Stored entries:

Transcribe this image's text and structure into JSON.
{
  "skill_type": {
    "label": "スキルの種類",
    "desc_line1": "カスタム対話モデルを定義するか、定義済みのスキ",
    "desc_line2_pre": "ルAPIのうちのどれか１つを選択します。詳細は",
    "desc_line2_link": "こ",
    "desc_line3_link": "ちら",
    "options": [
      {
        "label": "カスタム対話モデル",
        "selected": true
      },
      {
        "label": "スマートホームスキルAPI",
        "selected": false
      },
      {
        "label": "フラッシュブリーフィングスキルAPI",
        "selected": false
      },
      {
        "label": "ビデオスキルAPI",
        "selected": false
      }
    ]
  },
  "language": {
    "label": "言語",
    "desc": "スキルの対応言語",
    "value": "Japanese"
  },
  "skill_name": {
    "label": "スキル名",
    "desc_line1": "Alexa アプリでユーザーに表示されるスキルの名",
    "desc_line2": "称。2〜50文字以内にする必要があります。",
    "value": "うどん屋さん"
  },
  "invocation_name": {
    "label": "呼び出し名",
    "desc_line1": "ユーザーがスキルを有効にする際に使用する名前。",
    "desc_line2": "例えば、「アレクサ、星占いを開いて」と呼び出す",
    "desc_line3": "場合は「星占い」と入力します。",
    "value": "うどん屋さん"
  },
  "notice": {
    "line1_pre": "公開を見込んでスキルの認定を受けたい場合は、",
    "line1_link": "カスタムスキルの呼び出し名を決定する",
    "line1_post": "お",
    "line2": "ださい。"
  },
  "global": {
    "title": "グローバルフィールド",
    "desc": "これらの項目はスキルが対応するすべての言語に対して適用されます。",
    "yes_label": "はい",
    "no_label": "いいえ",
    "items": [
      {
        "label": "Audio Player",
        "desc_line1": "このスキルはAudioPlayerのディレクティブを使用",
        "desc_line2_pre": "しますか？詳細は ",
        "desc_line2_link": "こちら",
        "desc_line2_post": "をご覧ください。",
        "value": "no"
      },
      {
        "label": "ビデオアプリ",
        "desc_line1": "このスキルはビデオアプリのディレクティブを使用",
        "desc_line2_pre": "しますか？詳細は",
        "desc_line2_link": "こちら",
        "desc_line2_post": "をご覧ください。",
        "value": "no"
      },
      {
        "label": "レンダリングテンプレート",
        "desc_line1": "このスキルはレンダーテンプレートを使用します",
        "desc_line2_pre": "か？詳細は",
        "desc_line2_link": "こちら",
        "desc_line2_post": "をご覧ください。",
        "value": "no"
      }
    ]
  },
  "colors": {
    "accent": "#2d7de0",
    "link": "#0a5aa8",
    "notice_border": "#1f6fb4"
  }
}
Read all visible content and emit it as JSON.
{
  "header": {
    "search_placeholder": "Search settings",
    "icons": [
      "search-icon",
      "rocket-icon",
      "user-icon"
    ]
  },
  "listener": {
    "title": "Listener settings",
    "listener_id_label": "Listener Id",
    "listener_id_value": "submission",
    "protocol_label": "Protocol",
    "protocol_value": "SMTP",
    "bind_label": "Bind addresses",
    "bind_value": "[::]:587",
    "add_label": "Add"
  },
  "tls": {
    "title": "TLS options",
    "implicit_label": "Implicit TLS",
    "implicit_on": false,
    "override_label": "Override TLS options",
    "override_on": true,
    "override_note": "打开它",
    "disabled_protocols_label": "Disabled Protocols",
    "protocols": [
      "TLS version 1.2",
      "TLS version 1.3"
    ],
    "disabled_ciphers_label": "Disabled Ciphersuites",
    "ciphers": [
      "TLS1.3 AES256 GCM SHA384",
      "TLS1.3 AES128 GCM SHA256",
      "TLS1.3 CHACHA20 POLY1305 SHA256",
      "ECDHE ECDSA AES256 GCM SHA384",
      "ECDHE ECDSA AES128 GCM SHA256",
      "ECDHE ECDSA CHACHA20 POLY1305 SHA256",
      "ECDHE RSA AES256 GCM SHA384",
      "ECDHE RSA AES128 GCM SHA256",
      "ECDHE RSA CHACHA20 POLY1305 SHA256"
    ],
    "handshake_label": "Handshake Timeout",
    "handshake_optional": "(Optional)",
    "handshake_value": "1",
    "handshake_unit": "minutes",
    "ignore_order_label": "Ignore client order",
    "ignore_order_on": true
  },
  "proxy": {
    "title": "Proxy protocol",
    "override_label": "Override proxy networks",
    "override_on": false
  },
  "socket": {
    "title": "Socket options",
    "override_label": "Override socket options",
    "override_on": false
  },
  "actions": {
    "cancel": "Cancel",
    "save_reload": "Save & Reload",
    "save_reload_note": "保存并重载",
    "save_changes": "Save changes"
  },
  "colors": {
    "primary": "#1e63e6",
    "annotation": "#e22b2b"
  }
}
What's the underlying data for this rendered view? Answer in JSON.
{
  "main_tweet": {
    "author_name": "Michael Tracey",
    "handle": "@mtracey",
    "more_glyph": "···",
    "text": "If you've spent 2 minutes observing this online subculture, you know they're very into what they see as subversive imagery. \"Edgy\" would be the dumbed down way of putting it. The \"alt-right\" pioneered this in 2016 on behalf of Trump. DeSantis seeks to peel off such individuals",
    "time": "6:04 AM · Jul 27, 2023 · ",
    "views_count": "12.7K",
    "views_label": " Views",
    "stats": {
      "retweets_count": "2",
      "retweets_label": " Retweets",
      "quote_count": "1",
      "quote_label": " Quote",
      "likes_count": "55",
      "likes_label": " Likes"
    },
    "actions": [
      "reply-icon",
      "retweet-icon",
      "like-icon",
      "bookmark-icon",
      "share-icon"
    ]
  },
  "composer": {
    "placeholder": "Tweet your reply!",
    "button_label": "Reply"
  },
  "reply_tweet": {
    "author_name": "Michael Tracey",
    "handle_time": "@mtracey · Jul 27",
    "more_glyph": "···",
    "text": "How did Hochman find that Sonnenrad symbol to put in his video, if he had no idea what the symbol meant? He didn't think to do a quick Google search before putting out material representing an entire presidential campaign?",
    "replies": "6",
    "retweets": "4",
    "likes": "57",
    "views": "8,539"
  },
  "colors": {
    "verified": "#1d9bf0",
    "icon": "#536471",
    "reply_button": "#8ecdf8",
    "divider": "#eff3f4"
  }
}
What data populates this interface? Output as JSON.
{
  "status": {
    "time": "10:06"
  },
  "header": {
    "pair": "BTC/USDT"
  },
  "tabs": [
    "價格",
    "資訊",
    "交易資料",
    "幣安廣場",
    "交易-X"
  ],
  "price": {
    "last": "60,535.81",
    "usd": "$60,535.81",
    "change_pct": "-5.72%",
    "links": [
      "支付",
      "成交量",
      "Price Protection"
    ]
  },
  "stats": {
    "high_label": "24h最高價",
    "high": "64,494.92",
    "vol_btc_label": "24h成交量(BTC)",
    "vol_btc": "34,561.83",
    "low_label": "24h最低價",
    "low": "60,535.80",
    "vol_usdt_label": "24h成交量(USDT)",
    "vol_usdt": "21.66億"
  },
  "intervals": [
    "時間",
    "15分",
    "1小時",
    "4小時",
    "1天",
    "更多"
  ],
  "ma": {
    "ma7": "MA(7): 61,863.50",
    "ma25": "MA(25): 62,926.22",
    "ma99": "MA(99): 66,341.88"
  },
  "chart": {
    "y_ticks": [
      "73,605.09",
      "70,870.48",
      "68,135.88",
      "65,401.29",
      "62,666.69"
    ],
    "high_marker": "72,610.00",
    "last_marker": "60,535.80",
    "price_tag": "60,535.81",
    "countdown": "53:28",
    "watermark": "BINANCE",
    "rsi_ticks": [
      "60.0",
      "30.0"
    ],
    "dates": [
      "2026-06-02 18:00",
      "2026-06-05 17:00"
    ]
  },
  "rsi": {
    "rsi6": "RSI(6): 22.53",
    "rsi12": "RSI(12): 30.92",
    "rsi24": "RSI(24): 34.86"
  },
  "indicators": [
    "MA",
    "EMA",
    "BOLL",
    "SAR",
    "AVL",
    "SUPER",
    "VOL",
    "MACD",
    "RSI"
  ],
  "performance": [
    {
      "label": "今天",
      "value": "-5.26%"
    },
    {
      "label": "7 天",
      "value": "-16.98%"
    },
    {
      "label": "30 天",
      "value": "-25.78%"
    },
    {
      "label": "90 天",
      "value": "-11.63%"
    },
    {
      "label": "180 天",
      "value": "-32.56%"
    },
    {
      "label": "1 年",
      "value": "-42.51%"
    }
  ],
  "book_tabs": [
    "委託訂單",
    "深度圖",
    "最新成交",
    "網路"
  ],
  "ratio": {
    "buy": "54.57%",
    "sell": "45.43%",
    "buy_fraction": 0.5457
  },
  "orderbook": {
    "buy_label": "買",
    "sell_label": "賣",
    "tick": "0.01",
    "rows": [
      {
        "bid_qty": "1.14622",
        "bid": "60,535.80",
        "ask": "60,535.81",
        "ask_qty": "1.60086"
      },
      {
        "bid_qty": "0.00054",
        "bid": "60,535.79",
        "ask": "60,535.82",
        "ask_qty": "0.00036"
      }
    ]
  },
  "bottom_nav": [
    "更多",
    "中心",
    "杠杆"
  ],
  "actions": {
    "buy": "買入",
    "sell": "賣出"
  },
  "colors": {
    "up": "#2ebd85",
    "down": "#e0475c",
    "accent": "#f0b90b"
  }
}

Requirements:
Check each line of the records above for "text", and copy those that have it.

Worked solution:
Transcribe this image's text and structure into JSON.
    "text": "If you've spent 2 minutes observing this online subculture, you know they're very into what they see as subversive imagery. \"Edgy\" would be the dumbed down way of putting it. The \"alt-right\" pioneered this in 2016 on behalf of Trump. DeSantis seeks to peel off such individuals",
    "text": "How did Hochman find that Sonnenrad symbol to put in his video, if he had no idea what the symbol meant? He didn't think to do a quick Google search before putting out material representing an entire presidential campaign?",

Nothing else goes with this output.